Establish how many lines in the material include the string "views" and report it as a lone number.

__A run of records__:
— BEGIN —

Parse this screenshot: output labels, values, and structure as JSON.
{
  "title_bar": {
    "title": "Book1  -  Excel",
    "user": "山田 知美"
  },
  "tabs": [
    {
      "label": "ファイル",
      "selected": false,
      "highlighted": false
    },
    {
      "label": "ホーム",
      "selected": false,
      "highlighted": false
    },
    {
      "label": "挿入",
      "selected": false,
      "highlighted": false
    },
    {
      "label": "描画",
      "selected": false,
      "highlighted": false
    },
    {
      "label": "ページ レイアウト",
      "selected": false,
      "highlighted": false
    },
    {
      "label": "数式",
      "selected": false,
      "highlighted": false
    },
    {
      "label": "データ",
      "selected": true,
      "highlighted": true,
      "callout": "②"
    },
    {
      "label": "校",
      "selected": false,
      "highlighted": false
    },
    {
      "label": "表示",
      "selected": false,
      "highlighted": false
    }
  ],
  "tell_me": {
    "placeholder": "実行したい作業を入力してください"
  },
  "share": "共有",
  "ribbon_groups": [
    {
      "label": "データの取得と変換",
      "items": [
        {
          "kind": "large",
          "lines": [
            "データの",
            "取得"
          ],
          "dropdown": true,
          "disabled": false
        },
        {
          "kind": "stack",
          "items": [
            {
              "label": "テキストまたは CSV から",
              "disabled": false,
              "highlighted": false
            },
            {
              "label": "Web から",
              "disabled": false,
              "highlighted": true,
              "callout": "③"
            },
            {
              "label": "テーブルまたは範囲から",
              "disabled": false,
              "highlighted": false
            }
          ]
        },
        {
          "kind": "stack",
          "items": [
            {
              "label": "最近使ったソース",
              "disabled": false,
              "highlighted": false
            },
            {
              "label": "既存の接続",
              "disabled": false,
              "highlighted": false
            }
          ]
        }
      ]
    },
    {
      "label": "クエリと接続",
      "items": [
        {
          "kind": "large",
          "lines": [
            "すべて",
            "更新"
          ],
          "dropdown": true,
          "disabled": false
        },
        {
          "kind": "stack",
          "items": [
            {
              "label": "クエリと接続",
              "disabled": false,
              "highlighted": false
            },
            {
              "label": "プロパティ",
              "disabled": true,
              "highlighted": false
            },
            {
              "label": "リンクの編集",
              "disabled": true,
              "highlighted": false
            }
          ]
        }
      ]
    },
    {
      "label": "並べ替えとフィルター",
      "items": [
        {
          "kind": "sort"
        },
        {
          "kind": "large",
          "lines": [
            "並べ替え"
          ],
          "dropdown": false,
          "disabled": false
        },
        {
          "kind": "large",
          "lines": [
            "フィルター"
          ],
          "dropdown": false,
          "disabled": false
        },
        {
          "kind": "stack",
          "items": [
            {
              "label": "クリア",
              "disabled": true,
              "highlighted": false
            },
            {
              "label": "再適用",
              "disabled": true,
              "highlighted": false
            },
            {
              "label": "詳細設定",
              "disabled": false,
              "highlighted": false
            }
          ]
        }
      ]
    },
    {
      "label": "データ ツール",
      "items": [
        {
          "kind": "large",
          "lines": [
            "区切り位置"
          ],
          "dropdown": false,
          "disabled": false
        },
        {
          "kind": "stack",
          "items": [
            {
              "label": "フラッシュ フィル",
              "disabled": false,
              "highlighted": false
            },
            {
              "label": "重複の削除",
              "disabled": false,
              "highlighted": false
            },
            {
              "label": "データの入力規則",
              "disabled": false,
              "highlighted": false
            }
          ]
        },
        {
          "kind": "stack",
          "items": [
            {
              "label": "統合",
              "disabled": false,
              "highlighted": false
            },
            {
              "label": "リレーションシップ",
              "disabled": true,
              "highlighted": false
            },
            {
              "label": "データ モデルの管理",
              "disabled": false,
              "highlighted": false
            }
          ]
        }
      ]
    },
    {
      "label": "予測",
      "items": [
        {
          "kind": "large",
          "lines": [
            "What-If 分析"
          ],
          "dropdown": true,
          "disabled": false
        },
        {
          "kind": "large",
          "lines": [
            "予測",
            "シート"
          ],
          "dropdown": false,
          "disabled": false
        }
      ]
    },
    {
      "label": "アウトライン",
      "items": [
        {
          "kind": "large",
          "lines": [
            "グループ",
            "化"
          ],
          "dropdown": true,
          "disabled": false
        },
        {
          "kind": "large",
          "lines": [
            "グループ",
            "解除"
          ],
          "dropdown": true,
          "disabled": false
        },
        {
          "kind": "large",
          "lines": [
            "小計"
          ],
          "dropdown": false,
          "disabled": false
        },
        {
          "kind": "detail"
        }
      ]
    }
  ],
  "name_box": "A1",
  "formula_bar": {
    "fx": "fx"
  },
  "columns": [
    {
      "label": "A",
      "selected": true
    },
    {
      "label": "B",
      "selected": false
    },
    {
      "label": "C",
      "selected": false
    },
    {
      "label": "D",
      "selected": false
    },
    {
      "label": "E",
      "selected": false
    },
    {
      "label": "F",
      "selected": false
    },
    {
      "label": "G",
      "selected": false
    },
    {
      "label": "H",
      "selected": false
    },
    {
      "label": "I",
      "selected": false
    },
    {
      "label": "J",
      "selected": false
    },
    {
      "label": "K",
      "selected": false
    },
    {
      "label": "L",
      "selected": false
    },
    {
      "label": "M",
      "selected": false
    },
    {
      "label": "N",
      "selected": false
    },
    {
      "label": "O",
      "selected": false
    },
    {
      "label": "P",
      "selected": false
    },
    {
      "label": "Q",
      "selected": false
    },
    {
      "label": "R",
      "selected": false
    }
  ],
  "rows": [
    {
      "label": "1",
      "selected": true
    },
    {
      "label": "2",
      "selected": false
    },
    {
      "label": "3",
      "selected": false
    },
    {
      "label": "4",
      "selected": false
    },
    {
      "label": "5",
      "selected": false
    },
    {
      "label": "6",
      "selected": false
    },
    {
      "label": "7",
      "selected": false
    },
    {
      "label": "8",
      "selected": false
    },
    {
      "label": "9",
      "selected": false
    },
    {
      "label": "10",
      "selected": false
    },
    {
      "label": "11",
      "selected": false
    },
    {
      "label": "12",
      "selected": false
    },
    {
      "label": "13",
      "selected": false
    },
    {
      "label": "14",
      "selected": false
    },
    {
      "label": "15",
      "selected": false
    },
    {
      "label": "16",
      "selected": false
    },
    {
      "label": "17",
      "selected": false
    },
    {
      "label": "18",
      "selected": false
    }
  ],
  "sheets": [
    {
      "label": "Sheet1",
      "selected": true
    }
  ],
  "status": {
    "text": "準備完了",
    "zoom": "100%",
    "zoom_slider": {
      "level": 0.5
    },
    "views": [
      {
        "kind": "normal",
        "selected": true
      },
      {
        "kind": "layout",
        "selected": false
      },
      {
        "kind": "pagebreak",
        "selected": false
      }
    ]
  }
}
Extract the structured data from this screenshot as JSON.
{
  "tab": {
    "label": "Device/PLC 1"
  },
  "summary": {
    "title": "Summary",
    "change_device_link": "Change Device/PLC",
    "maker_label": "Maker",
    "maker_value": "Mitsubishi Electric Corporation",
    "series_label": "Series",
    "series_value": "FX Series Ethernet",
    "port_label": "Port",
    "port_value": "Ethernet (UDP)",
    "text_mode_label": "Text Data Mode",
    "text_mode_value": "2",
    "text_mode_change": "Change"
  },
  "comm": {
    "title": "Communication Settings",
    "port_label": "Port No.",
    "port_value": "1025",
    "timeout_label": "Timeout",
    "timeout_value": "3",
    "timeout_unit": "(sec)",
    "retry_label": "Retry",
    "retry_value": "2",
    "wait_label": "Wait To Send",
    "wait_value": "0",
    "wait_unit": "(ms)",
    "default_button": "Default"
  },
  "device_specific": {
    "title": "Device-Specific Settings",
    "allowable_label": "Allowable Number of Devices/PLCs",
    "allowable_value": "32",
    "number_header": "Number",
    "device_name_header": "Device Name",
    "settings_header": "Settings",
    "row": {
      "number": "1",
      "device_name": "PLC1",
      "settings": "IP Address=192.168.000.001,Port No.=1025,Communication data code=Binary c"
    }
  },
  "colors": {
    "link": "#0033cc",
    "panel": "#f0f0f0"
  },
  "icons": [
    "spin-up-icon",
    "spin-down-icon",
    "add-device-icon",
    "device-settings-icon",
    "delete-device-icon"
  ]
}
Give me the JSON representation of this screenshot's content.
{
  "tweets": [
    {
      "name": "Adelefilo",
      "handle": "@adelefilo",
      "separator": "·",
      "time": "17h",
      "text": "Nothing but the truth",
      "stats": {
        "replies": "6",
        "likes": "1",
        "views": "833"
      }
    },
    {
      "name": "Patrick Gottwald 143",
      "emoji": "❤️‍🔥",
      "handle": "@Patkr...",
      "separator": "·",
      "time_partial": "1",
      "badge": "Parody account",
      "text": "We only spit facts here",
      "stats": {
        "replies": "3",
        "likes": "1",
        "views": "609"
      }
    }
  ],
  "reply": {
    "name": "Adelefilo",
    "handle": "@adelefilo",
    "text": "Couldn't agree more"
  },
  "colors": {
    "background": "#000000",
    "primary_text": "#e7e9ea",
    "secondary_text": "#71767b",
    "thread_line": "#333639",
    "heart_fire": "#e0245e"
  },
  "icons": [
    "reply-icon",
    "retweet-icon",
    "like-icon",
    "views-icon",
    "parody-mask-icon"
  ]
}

— END —

__Response__: 4